[start of INFORMATION PROVIDED]

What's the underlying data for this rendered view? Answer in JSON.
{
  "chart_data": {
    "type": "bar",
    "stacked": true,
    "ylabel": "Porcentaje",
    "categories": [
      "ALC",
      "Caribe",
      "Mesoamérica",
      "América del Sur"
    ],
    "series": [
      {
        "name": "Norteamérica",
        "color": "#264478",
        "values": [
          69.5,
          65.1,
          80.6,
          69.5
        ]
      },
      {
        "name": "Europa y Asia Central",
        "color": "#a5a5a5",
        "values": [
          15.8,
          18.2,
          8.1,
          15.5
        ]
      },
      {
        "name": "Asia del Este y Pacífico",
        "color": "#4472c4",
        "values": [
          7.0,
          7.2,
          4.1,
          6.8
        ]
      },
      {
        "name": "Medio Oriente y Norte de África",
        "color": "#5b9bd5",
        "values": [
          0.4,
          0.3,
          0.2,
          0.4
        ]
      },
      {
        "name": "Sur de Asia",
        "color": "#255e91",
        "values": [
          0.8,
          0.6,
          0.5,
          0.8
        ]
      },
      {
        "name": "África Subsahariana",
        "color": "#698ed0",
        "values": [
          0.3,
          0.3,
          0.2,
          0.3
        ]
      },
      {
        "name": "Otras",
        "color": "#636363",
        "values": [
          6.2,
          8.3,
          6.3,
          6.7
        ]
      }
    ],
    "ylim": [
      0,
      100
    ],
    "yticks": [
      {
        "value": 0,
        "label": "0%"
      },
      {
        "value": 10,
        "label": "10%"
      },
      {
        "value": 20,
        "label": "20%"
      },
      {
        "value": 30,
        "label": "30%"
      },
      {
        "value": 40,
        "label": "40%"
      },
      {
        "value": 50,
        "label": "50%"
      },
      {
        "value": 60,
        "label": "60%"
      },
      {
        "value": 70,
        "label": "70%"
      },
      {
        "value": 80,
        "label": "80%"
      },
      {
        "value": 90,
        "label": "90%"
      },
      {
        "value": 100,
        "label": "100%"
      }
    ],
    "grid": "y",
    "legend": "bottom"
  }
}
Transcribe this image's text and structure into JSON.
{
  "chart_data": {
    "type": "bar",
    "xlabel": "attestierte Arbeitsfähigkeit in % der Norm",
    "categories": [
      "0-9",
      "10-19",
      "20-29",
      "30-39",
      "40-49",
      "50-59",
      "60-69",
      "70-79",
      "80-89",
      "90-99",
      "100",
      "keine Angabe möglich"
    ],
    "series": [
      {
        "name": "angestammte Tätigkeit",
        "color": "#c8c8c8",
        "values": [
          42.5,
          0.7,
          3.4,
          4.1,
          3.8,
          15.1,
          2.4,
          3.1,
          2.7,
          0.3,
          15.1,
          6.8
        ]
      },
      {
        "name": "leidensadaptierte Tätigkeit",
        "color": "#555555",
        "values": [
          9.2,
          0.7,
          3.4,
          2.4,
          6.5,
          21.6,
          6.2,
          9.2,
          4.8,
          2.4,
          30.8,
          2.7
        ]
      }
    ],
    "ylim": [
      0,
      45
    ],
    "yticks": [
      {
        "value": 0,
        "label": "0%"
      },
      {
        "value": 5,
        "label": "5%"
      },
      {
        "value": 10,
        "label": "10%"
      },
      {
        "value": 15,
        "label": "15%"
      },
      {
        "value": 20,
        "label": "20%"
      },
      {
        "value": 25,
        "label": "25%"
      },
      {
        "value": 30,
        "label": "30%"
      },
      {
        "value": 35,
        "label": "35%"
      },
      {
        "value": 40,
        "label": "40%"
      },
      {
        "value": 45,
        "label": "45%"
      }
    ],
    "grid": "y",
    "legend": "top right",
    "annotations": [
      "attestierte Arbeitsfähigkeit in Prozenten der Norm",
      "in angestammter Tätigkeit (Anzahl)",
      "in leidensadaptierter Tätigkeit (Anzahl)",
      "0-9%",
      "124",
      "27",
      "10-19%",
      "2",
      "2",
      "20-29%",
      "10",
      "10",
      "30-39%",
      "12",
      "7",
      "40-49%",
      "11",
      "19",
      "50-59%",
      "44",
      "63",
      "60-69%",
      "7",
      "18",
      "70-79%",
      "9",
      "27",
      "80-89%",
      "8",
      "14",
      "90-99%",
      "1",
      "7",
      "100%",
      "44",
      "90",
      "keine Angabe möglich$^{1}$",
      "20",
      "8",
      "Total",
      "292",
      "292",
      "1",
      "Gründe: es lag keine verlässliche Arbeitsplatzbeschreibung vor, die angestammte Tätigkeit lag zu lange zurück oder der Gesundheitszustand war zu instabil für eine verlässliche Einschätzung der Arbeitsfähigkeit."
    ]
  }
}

[end of INFORMATION PROVIDED]

■ REQUIRED TASK
Extract the whole listing, character for character.

■ RESULT FOR THIS EXERCISE
What's the underlying data for this rendered view? Answer in JSON.
{
  "chart_data": {
    "type": "bar",
    "stacked": true,
    "ylabel": "Porcentaje",
    "categories": [
      "ALC",
      "Caribe",
      "Mesoamérica",
      "América del Sur"
    ],
    "series": [
      {
        "name": "Norteamérica",
        "color": "#264478",
        "values": [
          69.5,
          65.1,
          80.6,
          69.5
        ]
      },
      {
        "name": "Europa y Asia Central",
        "color": "#a5a5a5",
        "values": [
          15.8,
          18.2,
          8.1,
          15.5
        ]
      },
      {
        "name": "Asia del Este y Pacífico",
        "color": "#4472c4",
        "values": [
          7.0,
          7.2,
          4.1,
          6.8
        ]
      },
      {
        "name": "Medio Oriente y Norte de África",
        "color": "#5b9bd5",
        "values": [
          0.4,
          0.3,
          0.2,
          0.4
        ]
      },
      {
        "name": "Sur de Asia",
        "color": "#255e91",
        "values": [
          0.8,
          0.6,
          0.5,
          0.8
        ]
      },
      {
        "name": "África Subsahariana",
        "color": "#698ed0",
        "values": [
          0.3,
          0.3,
          0.2,
          0.3
        ]
      },
      {
        "name": "Otras",
        "color": "#636363",
        "values": [
          6.2,
          8.3,
          6.3,
          6.7
        ]
      }
    ],
    "ylim": [
      0,
      100
    ],
    "yticks": [
      {
        "value": 0,
        "label": "0%"
      },
      {
        "value": 10,
        "label": "10%"
      },
      {
        "value": 20,
        "label": "20%"
      },
      {
        "value": 30,
        "label": "30%"
      },
      {
        "value": 40,
        "label": "40%"
      },
      {
        "value": 50,
        "label": "50%"
      },
      {
        "value": 60,
        "label": "60%"
      },
      {
        "value": 70,
        "label": "70%"
      },
      {
        "value": 80,
        "label": "80%"
      },
      {
        "value": 90,
        "label": "90%"
      },
      {
        "value": 100,
        "label": "100%"
      }
    ],
    "grid": "y",
    "legend": "bottom"
  }
}
Transcribe this image's text and structure into JSON.
{
  "chart_data": {
    "type": "bar",
    "xlabel": "attestierte Arbeitsfähigkeit in % der Norm",
    "categories": [
      "0-9",
      "10-19",
      "20-29",
      "30-39",
      "40-49",
      "50-59",
      "60-69",
      "70-79",
      "80-89",
      "90-99",
      "100",
      "keine Angabe möglich"
    ],
    "series": [
      {
        "name": "angestammte Tätigkeit",
        "color": "#c8c8c8",
        "values": [
          42.5,
          0.7,
          3.4,
          4.1,
          3.8,
          15.1,
          2.4,
          3.1,
          2.7,
          0.3,
          15.1,
          6.8
        ]
      },
      {
        "name": "leidensadaptierte Tätigkeit",
        "color": "#555555",
        "values": [
          9.2,
          0.7,
          3.4,
          2.4,
          6.5,
          21.6,
          6.2,
          9.2,
          4.8,
          2.4,
          30.8,
          2.7
        ]
      }
    ],
    "ylim": [
      0,
      45
    ],
    "yticks": [
      {
        "value": 0,
        "label": "0%"
      },
      {
        "value": 5,
        "label": "5%"
      },
      {
        "value": 10,
        "label": "10%"
      },
      {
        "value": 15,
        "label": "15%"
      },
      {
        "value": 20,
        "label": "20%"
      },
      {
        "value": 25,
        "label": "25%"
      },
      {
        "value": 30,
        "label": "30%"
      },
      {
        "value": 35,
        "label": "35%"
      },
      {
        "value": 40,
        "label": "40%"
      },
      {
        "value": 45,
        "label": "45%"
      }
    ],
    "grid": "y",
    "legend": "top right",
    "annotations": [
      "attestierte Arbeitsfähigkeit in Prozenten der Norm",
      "in angestammter Tätigkeit (Anzahl)",
      "in leidensadaptierter Tätigkeit (Anzahl)",
      "0-9%",
      "124",
      "27",
      "10-19%",
      "2",
      "2",
      "20-29%",
      "10",
      "10",
      "30-39%",
      "12",
      "7",
      "40-49%",
      "11",
      "19",
      "50-59%",
      "44",
      "63",
      "60-69%",
      "7",
      "18",
      "70-79%",
      "9",
      "27",
      "80-89%",
      "8",
      "14",
      "90-99%",
      "1",
      "7",
      "100%",
      "44",
      "90",
      "keine Angabe möglich$^{1}$",
      "20",
      "8",
      "Total",
      "292",
      "292",
      "1",
      "Gründe: es lag keine verlässliche Arbeitsplatzbeschreibung vor, die angestammte Tätigkeit lag zu lange zurück oder der Gesundheitszustand war zu instabil für eine verlässliche Einschätzung der Arbeitsfähigkeit."
    ]
  }
}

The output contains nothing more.